◆ **Problem details**
Gather each line in the entries that includes the string "document".
☆ ☆ ☆ ☆ ☆
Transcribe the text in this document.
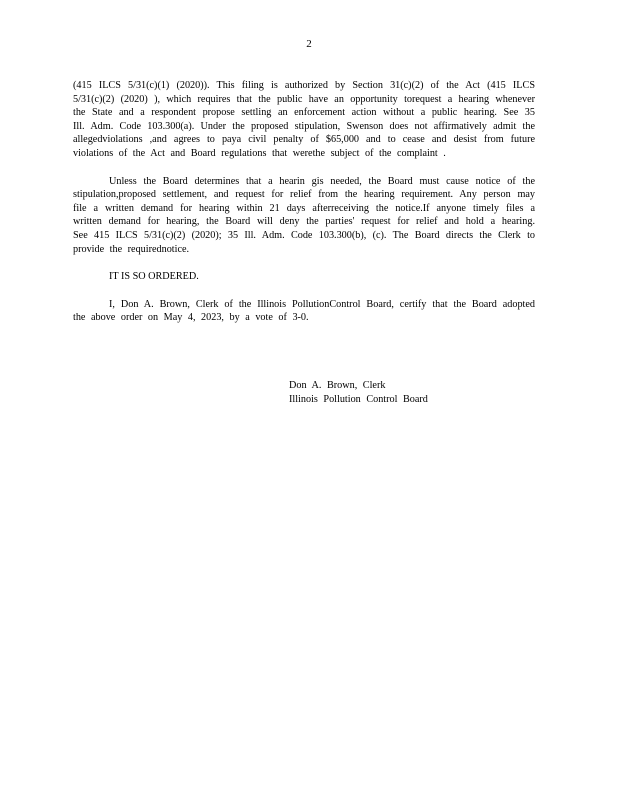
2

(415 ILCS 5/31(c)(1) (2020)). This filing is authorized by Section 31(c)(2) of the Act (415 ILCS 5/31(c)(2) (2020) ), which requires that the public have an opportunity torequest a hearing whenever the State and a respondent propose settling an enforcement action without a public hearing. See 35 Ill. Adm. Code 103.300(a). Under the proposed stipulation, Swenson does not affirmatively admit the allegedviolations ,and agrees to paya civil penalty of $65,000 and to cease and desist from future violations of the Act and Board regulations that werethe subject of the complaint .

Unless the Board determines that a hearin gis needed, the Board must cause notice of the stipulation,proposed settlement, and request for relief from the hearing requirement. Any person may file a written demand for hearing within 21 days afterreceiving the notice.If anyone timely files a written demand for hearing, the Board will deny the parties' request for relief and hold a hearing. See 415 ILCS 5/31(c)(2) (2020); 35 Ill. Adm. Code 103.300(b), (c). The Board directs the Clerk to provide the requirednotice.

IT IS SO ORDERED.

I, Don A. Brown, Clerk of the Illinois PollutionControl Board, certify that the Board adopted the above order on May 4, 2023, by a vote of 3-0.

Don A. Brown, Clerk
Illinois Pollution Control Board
☆ ☆ ☆ ☆ ☆
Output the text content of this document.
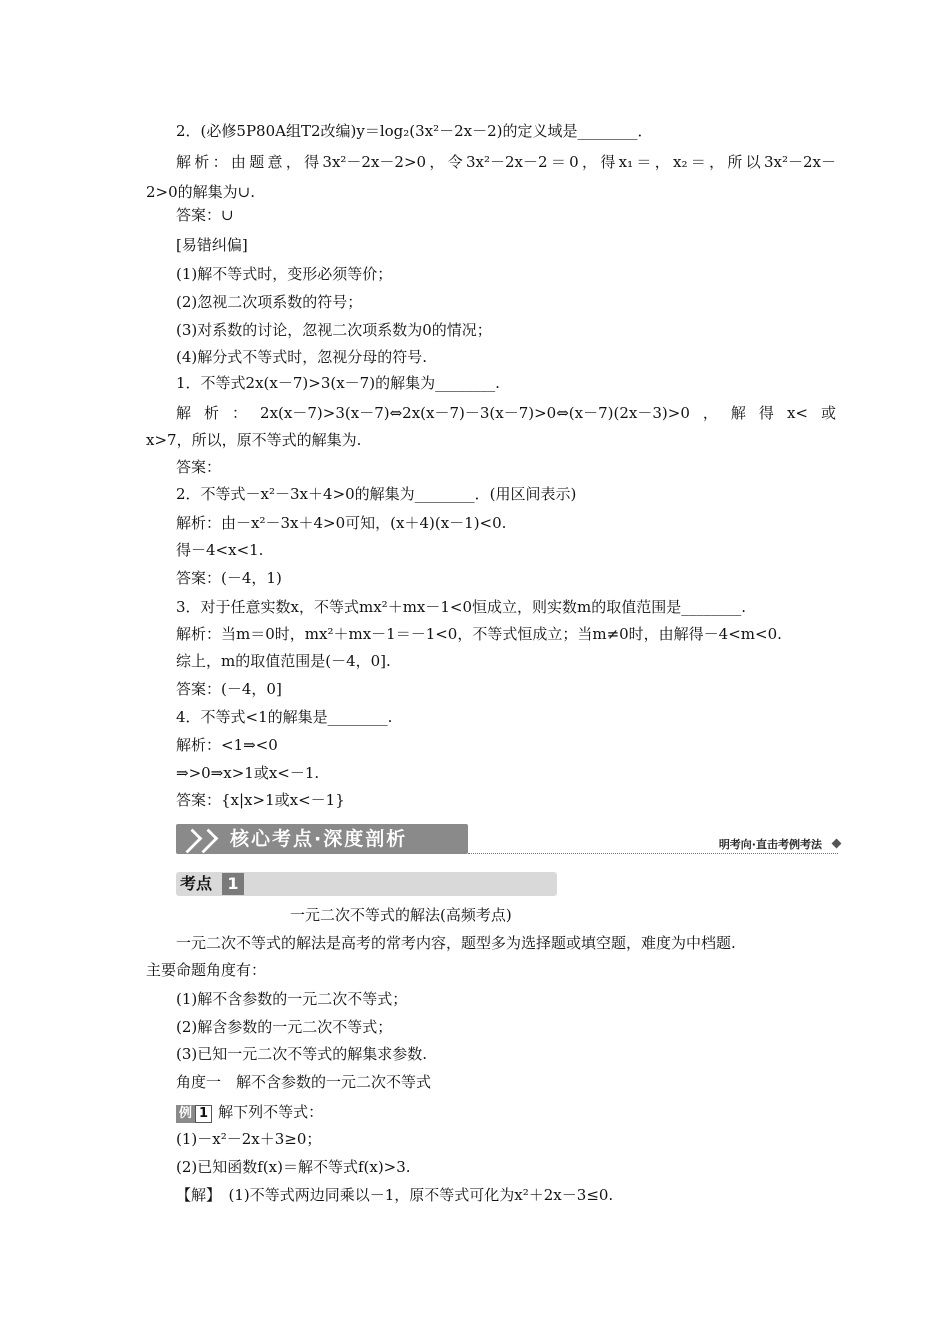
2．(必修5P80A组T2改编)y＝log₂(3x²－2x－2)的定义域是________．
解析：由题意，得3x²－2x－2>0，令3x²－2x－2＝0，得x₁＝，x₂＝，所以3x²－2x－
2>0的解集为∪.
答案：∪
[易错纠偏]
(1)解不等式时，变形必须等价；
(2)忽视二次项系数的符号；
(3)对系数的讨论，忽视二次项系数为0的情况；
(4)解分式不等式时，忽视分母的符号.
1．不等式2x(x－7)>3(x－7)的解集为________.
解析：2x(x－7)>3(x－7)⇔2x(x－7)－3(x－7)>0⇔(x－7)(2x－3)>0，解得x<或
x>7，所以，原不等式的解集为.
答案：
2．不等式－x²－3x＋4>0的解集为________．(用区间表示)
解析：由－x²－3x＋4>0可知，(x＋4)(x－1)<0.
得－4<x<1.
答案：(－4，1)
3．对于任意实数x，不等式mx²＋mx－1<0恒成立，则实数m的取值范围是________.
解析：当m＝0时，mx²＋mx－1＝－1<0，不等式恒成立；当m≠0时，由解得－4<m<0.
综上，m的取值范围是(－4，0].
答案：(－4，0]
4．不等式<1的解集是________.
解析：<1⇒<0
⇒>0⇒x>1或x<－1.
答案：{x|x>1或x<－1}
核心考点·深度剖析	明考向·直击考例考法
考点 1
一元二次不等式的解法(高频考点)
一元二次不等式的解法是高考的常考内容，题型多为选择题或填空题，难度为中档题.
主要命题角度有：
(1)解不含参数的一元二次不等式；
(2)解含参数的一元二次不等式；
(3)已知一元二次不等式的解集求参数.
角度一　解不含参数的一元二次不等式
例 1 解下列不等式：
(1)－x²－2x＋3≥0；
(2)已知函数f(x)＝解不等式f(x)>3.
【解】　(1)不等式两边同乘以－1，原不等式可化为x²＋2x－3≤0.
☆ ☆ ☆ ☆ ☆
◆ **Task response**
Transcribe the text in this document.
Output the text content of this document.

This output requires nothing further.